PASSAGE FOR REVIEW
For chew and contrast, Korean bowls add tteok (떡) — rice cake — most often soft chapssaltteok (mochi-like glutinous rice cake) or a sprinkle of injeolmi dusted in roasted soybean powder. Our complete guide to Korean rice cakes explains why these textures matter so much in modern café desserts. A scoop of green-tea ice cream, a handful of nuts, and a final whisper of matcha powder complete the classic “rich” presentation. The unifying base under it all is sweetened milk ice, frozen overnight — the single element that most separates café-quality bingsu from a homemade letdown.
Techniques and Common Mistakes
Whisking matcha without clumps is the first hurdle. Sift the powder, then whisk it into a small amount of warm (not boiling) milk or water — around 175°F (80°C). Water hotter than 180°F (82°C) scorches matcha and turns it harshly bitter, a top reason home versions taste off.
Freezing the milk ice properly is the second. The sweetened, matcha-whisked milk needs a full overnight freeze (12 hours or more); rushed, under-frozen ice shaves into wet slush instead of dry, fluffy flakes. If you don’t own a bingsu machine, freezing the milk in a shallow tray and scraping it, or briefly blitzing partially frozen cubes, approximates the texture.

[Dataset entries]

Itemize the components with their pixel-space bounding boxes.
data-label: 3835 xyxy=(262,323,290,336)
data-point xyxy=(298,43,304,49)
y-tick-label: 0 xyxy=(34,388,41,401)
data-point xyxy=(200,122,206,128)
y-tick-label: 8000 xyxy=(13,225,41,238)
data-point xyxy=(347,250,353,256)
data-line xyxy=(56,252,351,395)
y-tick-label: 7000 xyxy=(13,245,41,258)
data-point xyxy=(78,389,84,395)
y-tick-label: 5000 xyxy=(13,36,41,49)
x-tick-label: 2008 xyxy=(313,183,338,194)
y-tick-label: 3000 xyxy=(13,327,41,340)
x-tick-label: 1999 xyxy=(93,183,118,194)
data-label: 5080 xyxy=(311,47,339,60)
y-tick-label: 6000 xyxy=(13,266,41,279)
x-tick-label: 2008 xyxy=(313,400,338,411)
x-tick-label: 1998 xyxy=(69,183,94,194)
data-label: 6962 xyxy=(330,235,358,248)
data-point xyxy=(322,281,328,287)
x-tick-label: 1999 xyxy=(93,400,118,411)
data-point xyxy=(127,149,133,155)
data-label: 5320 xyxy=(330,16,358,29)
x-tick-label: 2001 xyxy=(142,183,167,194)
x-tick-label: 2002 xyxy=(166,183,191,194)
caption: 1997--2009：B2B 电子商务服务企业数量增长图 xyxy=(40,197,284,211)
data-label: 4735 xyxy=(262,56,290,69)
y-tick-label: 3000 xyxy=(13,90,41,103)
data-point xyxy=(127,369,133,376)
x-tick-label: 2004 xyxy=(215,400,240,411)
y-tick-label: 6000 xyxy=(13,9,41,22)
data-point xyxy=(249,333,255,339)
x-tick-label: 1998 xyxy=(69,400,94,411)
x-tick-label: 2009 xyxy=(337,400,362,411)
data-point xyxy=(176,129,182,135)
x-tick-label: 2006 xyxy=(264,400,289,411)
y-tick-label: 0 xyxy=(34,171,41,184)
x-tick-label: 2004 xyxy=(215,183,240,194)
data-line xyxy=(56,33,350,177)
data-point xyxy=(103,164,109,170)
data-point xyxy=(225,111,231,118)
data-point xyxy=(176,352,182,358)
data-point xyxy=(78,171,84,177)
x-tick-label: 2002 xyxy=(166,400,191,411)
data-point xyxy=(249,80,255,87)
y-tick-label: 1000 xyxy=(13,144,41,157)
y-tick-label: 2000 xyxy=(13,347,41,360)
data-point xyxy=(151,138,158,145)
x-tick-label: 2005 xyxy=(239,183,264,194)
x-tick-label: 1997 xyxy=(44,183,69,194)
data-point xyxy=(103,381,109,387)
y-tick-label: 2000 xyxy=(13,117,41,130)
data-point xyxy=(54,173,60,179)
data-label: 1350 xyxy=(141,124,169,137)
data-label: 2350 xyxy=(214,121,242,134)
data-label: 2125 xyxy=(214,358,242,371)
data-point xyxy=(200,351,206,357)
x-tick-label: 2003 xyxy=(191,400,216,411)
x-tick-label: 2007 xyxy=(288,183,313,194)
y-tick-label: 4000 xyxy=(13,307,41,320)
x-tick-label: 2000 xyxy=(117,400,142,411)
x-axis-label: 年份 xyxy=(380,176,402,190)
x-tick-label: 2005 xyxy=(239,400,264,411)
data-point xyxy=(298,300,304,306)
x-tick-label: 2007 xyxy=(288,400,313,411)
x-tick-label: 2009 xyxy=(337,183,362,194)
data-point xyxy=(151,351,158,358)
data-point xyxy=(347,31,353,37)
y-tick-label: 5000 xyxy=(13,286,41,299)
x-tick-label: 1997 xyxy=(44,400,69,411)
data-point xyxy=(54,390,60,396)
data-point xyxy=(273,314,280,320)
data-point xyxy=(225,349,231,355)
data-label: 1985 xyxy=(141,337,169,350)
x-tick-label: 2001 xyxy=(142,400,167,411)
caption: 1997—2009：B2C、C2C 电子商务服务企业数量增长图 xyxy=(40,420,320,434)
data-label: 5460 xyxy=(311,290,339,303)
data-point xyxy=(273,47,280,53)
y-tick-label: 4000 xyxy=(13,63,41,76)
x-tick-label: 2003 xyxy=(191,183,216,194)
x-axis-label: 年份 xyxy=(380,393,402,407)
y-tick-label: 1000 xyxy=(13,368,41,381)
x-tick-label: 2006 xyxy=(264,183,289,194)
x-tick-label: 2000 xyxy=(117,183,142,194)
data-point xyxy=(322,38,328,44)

TASK A
Reproduce everything in the matcha bingsu passage from "Freezing the milk ice" down to "approximates the texture.".
TASK B
Carry on with the matcha bingsu passage, starting after its final sentence.
This listing comes from a separate source.

EXPECTED ANSWER A
Freezing the milk ice properly is the second. The sweetened, matcha-whisked milk needs a full overnight freeze (12 hours or more); rushed, under-frozen ice shaves into wet slush instead of dry, fluffy flakes. If you don’t own a bingsu machine, freezing the milk in a shallow tray and scraping it, or briefly blitzing partially frozen cubes, approximates the texture.

EXPECTED ANSWER B
Balancing bitterness and sweetness is the final art. Korean palates favor less sugar than Western ones, letting matcha’s earthiness lead — but if your bowl tastes too austere, lean on the red beans and condensed milk rather than dumping sugar into the matcha itself, which muddies its flavor. Taste as you build.
Frequently Asked Questions
What makes this recipe authentically Korean?
Authentic matcha bingsu relies on a creamy milk-ice base rather than plain water ice, and on traditional Korean toppings — sweet red beans (pat) and chewy rice cake (tteok) — to balance the tea. Dusting fresh matcha on top, a café signature, layers aroma the freezing process flattens. Western versions that use water ice or skip the red beans lose this signature character.
What if I can’t find premium matcha powder?
Use the best green tea powder you can source and adjust to taste, but expect a coarser, more bitter result. Reserve any higher-grade matcha for the finishing dust, where flavor is most exposed, and use lesser powder in the milk base. Online Korean and Japanese specialty retailers ship ceremonial- and culinary-grade matcha if local Asian markets fall short — quality here is worth the search.
How do I know when this dish is properly cooked?
Matcha bingsu isn’t cooked — it’s frozen and assembled — so “doneness” is about texture. The milk base is ready when fully solid after an overnight freeze, shaving into dry, snow-like flakes rather than wet shards. Properly whisked matcha looks smooth and uniformly green with no floating clumps or gritty sediment. If the ice weeps water quickly, it was under-frozen.
What should I serve with this dish?
Matcha bingsu is rich and shareable, so it pairs best with a clean, slightly bitter drink that won’t compete — hot or iced nokcha (green tea), barley tea (boricha), or plain black coffee, which Koreans love to sip alongside cold dessert. As a course, it’s a finisher after a savory Korean meal rather than an accompaniment, traditionally shared among two or more people from a single bowl.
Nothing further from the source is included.